- _OBJECTIVE_:
Pull out each line of the records holding the string "método".

- _MATERIAL FOR THE TASK_:
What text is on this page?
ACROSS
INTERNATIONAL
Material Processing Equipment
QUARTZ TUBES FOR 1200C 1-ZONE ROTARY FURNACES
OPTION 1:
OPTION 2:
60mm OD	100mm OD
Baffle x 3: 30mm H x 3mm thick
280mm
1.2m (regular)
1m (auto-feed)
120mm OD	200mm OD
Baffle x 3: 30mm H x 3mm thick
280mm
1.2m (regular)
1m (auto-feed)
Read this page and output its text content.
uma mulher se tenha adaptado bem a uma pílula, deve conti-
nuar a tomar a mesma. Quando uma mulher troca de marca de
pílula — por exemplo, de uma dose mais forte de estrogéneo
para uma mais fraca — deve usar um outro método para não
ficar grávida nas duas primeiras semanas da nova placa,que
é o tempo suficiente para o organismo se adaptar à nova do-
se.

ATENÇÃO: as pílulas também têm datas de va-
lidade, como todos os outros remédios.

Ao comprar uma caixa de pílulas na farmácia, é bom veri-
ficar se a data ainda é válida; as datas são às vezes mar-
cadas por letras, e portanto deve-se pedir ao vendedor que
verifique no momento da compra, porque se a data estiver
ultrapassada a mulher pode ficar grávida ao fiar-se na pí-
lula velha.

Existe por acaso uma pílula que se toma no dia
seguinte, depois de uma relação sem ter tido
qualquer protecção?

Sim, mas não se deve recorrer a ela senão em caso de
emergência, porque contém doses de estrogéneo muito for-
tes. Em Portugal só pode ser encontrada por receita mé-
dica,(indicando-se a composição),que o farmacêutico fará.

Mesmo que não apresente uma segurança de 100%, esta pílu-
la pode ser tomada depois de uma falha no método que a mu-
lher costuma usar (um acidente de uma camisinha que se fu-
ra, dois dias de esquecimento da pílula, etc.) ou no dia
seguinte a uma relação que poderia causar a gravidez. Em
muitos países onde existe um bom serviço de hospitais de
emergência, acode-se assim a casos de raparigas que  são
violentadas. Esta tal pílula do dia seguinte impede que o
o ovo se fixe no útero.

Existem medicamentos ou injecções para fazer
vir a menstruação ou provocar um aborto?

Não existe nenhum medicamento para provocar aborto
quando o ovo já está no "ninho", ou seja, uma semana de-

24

==

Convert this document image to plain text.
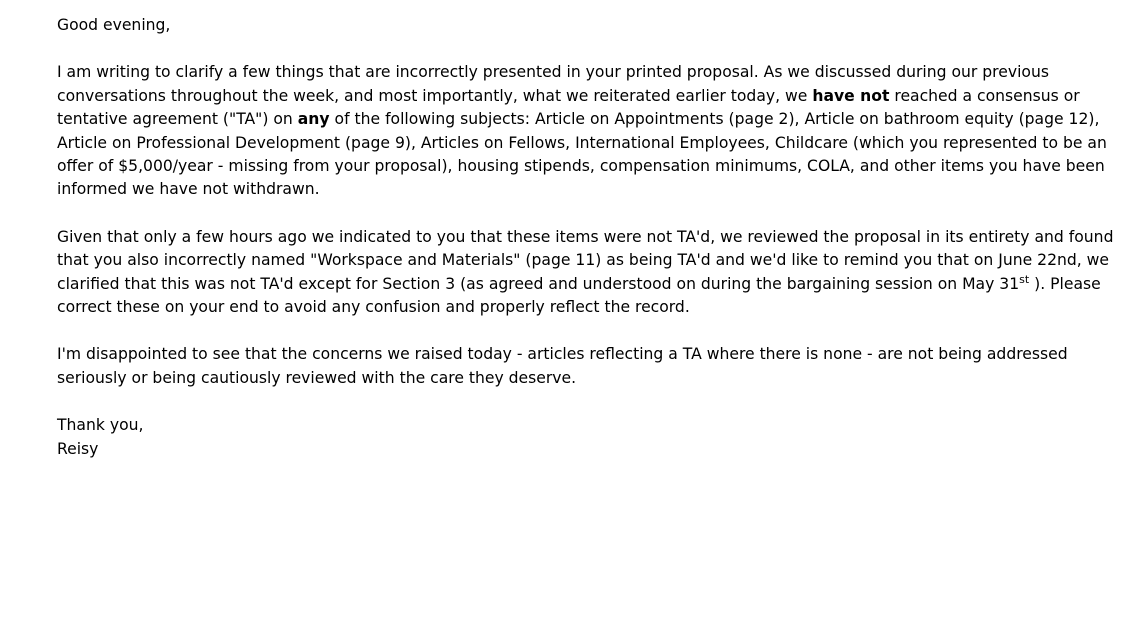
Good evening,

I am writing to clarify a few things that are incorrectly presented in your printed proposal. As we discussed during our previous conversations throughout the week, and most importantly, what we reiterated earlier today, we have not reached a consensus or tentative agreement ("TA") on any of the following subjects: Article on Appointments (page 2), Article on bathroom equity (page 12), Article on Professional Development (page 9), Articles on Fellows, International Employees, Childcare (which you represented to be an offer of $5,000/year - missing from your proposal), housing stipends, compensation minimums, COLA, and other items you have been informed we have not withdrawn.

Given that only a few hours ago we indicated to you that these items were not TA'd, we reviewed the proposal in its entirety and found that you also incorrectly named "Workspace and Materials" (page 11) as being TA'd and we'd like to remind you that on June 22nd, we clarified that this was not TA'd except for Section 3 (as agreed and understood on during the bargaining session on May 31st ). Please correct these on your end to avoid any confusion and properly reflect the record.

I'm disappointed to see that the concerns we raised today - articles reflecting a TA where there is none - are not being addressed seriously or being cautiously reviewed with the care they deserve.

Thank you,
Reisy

- _RESULT BELOW_:
para uma mais fraca — deve usar um outro método para não
la pode ser tomada depois de uma falha no método que a mu-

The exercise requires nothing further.